Par Andrew KP Leung (Stratège international et indépendant pour la Chine. Président et PDG, Andrew Leung International Consultants and Investments Limited)

    Andrew-K.P.Leung_Le 21 mai, le président Joe Biden a déclaré que les relations entre les États-Unis et la Chine allaient se « dégeler » très prochainement.  Malgré des tentatives répétées, le secrétaire à la défense Lloyd Austin n’a pas réussi à obtenir une rencontre avec son homologue chinois lors du sommet sur la sécurité Shangri-La, qui s’est tenu à Singapour du 2 au 4 juin.

    Le secrétaire d’État Antony Blinken a repris le 18 juin sa visite à Pékin, interrompue par l’accident du ballon chinois. 

    Cet empressement à se réconcilier suggère-t-il que les États-Unis sont prêts à faire des compromis sur les « intérêts fondamentaux » de la Chine, y compris Taiwan, dans l’intérêt d’une coexistence harmonieuse ?   

    Pas si vite. Voici les raisons pour lesquelles ce n’est pas le cas.

* [Énoncé du problème]
D'après l'extrait, répondez s'il vous plaît à ces trois points :
1. À quelle date Joe Biden a-t-il annoncé que les relations entre les États-Unis et la Chine allaient se « dégeler » ?
2. Dans quelle ville et à quelles dates s'est tenu le sommet sur la sécurité Shangri-La ?
3. Quel jour Antony Blinken a-t-il repris sa visite à Pékin ?

* [Enregistrements fournis]
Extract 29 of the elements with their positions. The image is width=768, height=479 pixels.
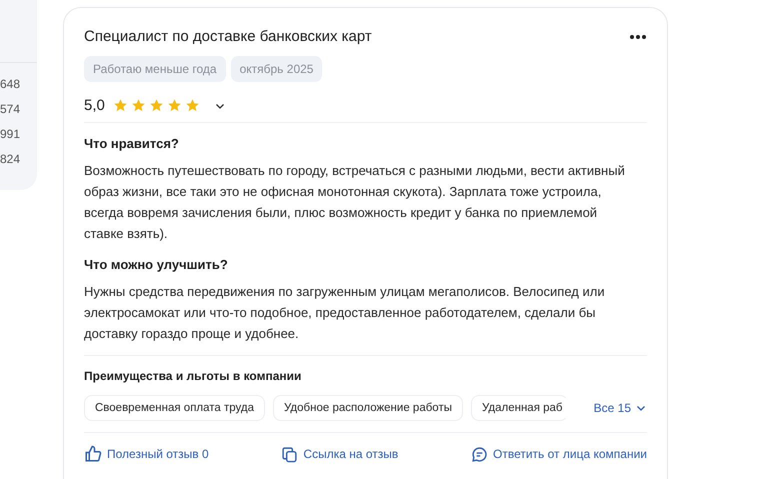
action-link[interactable]: Ответить от лица компании — [471, 445, 647, 463]
count-text: 648 — [0, 76, 22, 93]
copy-icon — [281, 446, 298, 462]
action-link[interactable]: Ссылка на отзыв — [281, 445, 398, 463]
count-text: 991 — [0, 126, 22, 143]
tag: Работаю меньше года — [84, 56, 226, 82]
action-link[interactable]: Полезный отзыв 0 — [84, 445, 209, 463]
review-text: Нужны средства передвижения по загруженным улицам мегаполисов. Велосипед или электросамокат или что-то подобное, предоставленное работодателем, сделали бы доставку гораздо проще и удобнее. — [84, 283, 606, 343]
benefit-chip: Удаленная раб — [470, 395, 568, 421]
section-heading: Что можно улучшить? — [84, 256, 229, 273]
thumbs-up-icon — [84, 445, 102, 463]
star-icon — [148, 98, 164, 113]
star-icon — [130, 98, 146, 113]
tag: октябрь 2025 — [230, 56, 322, 82]
show-all-button[interactable]: Все 15 — [594, 401, 647, 415]
star-icon — [184, 98, 200, 113]
comment-icon — [471, 446, 488, 462]
section-heading: Что нравится? — [84, 135, 180, 152]
review-text: Возможность путешествовать по городу, встречаться с разными людьми, вести активный образ жизни, все таки это не офисная монотонная скукота). Зарплата тоже устроила, всегда вовремя зачисления были, плюс возможность кредит у банка по приемлемой ставке взять). — [84, 162, 626, 243]
benefit-chip: Удобное расположение работы — [273, 395, 463, 421]
benefits-heading: Преимущества и льготы в компании — [84, 369, 302, 383]
review-title: Специалист по доставке банковских карт — [84, 28, 372, 45]
count-text: 574 — [0, 101, 22, 118]
rating-score: 5,0 — [84, 97, 105, 114]
count-text: 824 — [0, 151, 22, 168]
more-icon[interactable] — [629, 34, 647, 40]
benefit-chip: Своевременная оплата труда — [84, 395, 266, 421]
star-icon — [166, 98, 182, 113]
star-icon — [112, 98, 128, 113]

* [Résultat de la tâche]
1. Le 21 mai.
2. À Singapour, du 2 au 4 juin.
3. Le 18 juin.